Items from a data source
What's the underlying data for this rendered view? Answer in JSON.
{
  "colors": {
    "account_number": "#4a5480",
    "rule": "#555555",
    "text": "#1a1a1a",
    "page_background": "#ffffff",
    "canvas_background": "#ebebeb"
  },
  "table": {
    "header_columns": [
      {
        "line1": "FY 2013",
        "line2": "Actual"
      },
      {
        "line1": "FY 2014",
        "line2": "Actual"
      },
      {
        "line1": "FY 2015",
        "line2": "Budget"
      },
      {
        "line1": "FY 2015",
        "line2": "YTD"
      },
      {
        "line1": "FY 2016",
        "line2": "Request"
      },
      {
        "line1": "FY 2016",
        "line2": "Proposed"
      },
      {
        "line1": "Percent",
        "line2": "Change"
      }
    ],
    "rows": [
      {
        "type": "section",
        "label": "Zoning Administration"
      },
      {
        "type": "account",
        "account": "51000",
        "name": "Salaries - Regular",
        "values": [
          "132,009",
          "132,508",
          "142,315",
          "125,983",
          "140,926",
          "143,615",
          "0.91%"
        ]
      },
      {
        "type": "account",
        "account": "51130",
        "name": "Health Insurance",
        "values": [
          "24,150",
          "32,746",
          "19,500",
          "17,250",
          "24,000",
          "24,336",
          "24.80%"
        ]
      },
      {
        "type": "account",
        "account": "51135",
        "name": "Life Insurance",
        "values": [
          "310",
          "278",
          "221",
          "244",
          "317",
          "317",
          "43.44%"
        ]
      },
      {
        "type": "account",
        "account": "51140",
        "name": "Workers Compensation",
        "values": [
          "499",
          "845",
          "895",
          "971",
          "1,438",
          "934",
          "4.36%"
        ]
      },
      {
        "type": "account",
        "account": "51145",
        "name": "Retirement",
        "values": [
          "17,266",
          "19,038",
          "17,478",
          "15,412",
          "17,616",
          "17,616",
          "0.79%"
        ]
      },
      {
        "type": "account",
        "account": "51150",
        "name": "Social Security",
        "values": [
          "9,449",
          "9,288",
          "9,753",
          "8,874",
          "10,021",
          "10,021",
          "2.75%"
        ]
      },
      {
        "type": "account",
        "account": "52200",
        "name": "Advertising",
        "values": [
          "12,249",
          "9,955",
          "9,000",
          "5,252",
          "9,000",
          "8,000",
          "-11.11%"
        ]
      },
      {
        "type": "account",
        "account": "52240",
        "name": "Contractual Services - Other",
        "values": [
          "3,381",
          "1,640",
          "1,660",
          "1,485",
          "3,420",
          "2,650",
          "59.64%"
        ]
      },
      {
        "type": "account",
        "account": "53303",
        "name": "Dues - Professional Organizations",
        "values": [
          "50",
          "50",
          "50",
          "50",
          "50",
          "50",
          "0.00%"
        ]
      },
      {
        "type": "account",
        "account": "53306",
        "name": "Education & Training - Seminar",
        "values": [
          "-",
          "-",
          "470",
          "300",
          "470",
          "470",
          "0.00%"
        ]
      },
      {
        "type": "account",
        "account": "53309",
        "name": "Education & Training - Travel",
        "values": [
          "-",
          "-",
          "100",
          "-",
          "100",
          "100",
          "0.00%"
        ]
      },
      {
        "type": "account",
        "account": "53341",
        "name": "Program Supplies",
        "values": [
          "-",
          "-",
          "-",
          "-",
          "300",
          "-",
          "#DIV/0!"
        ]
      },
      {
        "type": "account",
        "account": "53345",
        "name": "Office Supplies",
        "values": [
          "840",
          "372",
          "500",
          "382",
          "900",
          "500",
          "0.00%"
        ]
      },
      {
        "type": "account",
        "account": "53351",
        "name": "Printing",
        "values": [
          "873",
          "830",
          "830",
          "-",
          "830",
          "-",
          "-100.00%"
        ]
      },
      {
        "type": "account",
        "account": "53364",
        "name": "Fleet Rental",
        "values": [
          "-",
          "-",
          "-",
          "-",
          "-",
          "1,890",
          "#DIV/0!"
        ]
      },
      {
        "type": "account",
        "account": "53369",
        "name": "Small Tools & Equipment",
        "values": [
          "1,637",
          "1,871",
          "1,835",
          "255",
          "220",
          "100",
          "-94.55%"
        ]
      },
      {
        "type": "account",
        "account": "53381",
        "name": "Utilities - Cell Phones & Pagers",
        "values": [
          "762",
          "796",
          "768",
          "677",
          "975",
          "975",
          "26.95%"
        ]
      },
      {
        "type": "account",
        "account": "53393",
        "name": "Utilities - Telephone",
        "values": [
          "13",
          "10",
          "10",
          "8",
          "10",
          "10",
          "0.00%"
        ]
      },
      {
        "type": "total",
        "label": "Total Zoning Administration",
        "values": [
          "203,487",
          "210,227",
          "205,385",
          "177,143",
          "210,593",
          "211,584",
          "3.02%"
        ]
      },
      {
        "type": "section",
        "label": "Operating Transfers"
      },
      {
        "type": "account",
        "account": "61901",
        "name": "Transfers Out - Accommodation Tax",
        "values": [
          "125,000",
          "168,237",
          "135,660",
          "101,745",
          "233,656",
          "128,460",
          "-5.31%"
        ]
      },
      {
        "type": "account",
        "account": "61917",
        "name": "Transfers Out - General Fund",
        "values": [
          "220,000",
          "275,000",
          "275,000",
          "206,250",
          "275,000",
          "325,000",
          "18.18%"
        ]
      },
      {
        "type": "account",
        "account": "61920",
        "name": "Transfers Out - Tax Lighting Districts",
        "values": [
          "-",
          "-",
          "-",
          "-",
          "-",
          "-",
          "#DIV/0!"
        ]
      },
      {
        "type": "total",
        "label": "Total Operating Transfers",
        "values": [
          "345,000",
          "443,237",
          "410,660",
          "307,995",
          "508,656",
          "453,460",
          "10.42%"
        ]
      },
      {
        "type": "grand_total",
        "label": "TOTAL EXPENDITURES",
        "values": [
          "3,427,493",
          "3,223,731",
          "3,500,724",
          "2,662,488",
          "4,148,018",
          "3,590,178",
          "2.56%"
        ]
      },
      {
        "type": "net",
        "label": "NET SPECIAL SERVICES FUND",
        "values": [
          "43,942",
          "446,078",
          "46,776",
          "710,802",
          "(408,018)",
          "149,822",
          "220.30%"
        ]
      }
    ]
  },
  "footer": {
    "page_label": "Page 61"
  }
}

GIVEN PROBLEM
Find the word "Transfers" in the entries above and gather every line that holds it.

FULL ANSWER
        "label": "Operating Transfers"
        "name": "Transfers Out - Accommodation Tax",
        "name": "Transfers Out - General Fund",
        "name": "Transfers Out - Tax Lighting Districts",
        "label": "Total Operating Transfers",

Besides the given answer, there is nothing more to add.